• _Job_: Copy out the lines that have "University" in them.

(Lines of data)
══════
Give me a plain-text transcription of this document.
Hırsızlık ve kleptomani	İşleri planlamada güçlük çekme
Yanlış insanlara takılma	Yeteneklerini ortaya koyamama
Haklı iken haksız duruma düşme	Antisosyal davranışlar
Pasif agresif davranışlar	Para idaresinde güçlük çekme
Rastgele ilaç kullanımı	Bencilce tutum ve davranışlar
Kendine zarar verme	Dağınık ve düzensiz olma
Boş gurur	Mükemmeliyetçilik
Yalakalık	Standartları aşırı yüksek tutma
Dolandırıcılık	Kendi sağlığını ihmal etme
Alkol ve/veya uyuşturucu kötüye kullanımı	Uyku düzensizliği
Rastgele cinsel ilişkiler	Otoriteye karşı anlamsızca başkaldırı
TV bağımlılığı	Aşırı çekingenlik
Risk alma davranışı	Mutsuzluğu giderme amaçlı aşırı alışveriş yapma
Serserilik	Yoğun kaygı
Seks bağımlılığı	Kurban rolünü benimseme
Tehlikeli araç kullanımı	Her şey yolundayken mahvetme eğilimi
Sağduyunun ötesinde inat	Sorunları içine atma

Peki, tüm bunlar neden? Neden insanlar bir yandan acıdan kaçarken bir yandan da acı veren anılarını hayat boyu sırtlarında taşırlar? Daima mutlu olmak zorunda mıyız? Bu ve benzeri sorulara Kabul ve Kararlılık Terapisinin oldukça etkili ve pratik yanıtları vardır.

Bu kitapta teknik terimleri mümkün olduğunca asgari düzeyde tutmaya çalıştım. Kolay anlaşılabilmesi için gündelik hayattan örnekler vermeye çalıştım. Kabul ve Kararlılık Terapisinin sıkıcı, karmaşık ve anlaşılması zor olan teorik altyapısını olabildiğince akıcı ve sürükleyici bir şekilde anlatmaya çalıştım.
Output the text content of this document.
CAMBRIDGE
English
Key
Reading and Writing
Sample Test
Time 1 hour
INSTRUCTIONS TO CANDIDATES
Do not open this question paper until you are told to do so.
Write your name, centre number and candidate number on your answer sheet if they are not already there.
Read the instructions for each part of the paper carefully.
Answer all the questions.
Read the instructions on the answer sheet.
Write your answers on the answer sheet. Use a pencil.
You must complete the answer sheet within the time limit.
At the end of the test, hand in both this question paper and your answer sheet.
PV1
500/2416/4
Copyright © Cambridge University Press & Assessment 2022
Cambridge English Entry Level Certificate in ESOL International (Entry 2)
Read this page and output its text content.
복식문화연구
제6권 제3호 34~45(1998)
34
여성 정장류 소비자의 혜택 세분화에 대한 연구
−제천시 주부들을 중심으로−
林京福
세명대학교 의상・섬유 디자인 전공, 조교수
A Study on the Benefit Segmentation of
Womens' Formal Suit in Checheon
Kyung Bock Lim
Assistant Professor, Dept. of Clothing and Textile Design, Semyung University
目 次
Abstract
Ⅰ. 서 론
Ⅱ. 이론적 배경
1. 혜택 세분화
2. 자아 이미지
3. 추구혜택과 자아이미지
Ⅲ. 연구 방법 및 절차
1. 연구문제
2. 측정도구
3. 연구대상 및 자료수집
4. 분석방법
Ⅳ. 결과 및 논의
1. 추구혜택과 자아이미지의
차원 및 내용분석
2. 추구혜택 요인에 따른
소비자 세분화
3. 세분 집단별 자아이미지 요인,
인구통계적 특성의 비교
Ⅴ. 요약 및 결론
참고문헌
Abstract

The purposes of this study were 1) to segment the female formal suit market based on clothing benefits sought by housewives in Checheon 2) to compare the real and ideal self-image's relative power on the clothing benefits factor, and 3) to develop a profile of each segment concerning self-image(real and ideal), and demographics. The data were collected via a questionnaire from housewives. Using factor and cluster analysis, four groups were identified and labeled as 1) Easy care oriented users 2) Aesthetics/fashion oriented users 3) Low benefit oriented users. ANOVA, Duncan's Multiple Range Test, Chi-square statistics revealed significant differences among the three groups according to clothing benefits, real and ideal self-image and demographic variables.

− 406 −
══════
• _Answer to the task_:
Copyright © Cambridge University Press & Assessment 2022
Assistant Professor, Dept. of Clothing and Textile Design, Semyung University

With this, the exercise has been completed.